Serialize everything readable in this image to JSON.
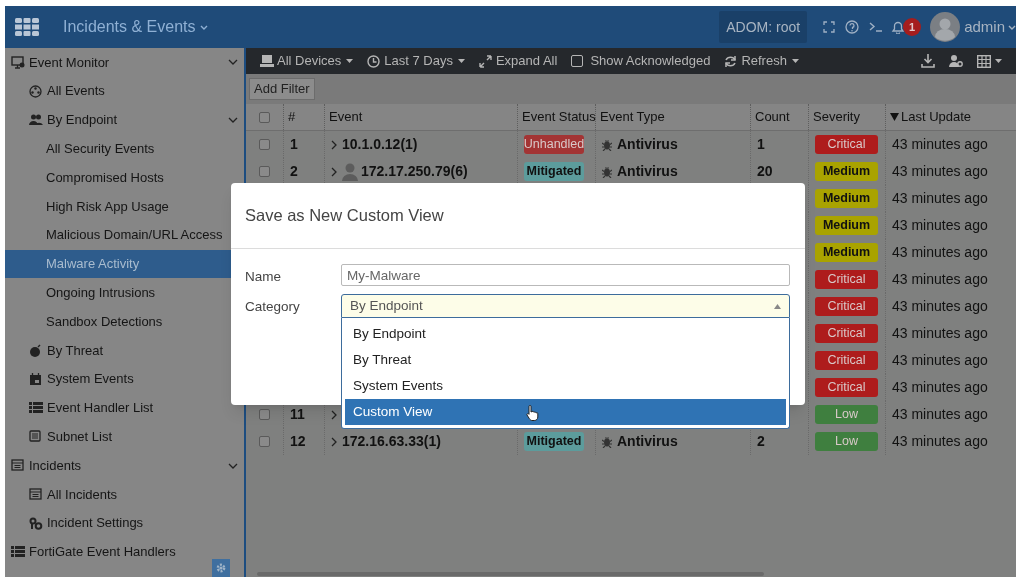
{
  "app": {
    "title": "Incidents & Events",
    "adom": "ADOM: root",
    "notification_count": "1",
    "user": "admin"
  },
  "sidebar": [
    {
      "label": "Event Monitor",
      "selected": false,
      "expanded": true,
      "children": [
        {
          "label": "All Events",
          "selected": false
        },
        {
          "label": "By Endpoint",
          "selected": false,
          "expanded": true,
          "children": [
            {
              "label": "All Security Events",
              "selected": false
            },
            {
              "label": "Compromised Hosts",
              "selected": false
            },
            {
              "label": "High Risk App Usage",
              "selected": false
            },
            {
              "label": "Malicious Domain/URL Access",
              "selected": false
            },
            {
              "label": "Malware Activity",
              "selected": true
            },
            {
              "label": "Ongoing Intrusions",
              "selected": false
            },
            {
              "label": "Sandbox Detections",
              "selected": false
            }
          ]
        },
        {
          "label": "By Threat",
          "selected": false
        },
        {
          "label": "System Events",
          "selected": false
        },
        {
          "label": "Event Handler List",
          "selected": false
        },
        {
          "label": "Subnet List",
          "selected": false
        }
      ]
    },
    {
      "label": "Incidents",
      "selected": false,
      "expanded": true,
      "children": [
        {
          "label": "All Incidents",
          "selected": false
        },
        {
          "label": "Incident Settings",
          "selected": false
        }
      ]
    },
    {
      "label": "FortiGate Event Handlers",
      "selected": false
    }
  ],
  "toolbar": [
    {
      "kind": "dropdown",
      "label": "All Devices"
    },
    {
      "kind": "dropdown",
      "label": "Last 7 Days"
    },
    {
      "kind": "button",
      "label": "Expand All"
    },
    {
      "kind": "checkbox",
      "label": "Show Acknowledged",
      "checked": false
    },
    {
      "kind": "dropdown",
      "label": "Refresh"
    }
  ],
  "filter_button": "Add Filter",
  "table": {
    "columns": [
      {
        "kind": "checkbox",
        "checked": false
      },
      {
        "kind": "text",
        "label": "#"
      },
      {
        "kind": "text",
        "label": "Event"
      },
      {
        "kind": "text",
        "label": "Event Status"
      },
      {
        "kind": "text",
        "label": "Event Type"
      },
      {
        "kind": "text",
        "label": "Count"
      },
      {
        "kind": "text",
        "label": "Severity"
      },
      {
        "kind": "text",
        "label": "Last Update",
        "sorted": true
      }
    ],
    "rows": [
      {
        "checked": false,
        "num": "1",
        "expandable": true,
        "user_icon": false,
        "event": "10.1.0.12(1)",
        "status": {
          "text": "Unhandled",
          "color": "#a33434"
        },
        "type": "Antivirus",
        "count": "1",
        "severity": {
          "text": "Critical",
          "color": "#ae1c1c"
        },
        "updated": "43 minutes ago"
      },
      {
        "checked": false,
        "num": "2",
        "expandable": true,
        "user_icon": true,
        "event": "172.17.250.79(6)",
        "status": {
          "text": "Mitigated",
          "color": "#5c9c9c"
        },
        "type": "Antivirus",
        "count": "20",
        "severity": {
          "text": "Medium",
          "color": "#a9a300"
        },
        "updated": "43 minutes ago"
      },
      {
        "severity": {
          "text": "Medium",
          "color": "#a9a300"
        },
        "updated": "43 minutes ago"
      },
      {
        "severity": {
          "text": "Medium",
          "color": "#a9a300"
        },
        "updated": "43 minutes ago"
      },
      {
        "severity": {
          "text": "Medium",
          "color": "#a9a300"
        },
        "updated": "43 minutes ago"
      },
      {
        "severity": {
          "text": "Critical",
          "color": "#ae1c1c"
        },
        "updated": "43 minutes ago"
      },
      {
        "severity": {
          "text": "Critical",
          "color": "#ae1c1c"
        },
        "updated": "43 minutes ago"
      },
      {
        "severity": {
          "text": "Critical",
          "color": "#ae1c1c"
        },
        "updated": "43 minutes ago"
      },
      {
        "severity": {
          "text": "Critical",
          "color": "#ae1c1c"
        },
        "updated": "43 minutes ago"
      },
      {
        "severity": {
          "text": "Critical",
          "color": "#ae1c1c"
        },
        "updated": "43 minutes ago"
      },
      {
        "checked": false,
        "num": "11",
        "expandable": true,
        "severity": {
          "text": "Low",
          "color": "#3f7f3f"
        },
        "updated": "43 minutes ago"
      },
      {
        "checked": false,
        "num": "12",
        "expandable": true,
        "user_icon": false,
        "event": "172.16.63.33(1)",
        "status": {
          "text": "Mitigated",
          "color": "#5c9c9c"
        },
        "type": "Antivirus",
        "count": "2",
        "severity": {
          "text": "Low",
          "color": "#3f7f3f"
        },
        "updated": "43 minutes ago"
      }
    ]
  },
  "dialog": {
    "title": "Save as New Custom View",
    "fields": [
      {
        "kind": "text",
        "label": "Name",
        "value": "My-Malware"
      },
      {
        "kind": "select",
        "label": "Category",
        "value": "By Endpoint",
        "expanded": true,
        "options": [
          {
            "label": "By Endpoint",
            "highlighted": false
          },
          {
            "label": "By Threat",
            "highlighted": false
          },
          {
            "label": "System Events",
            "highlighted": false
          },
          {
            "label": "Custom View",
            "highlighted": true
          }
        ]
      }
    ]
  }
}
==*==
[What you should do] Work out the number of lines in the records that contain the string "Events". Nothing but that number should be sent back.

[Solution for this task] 5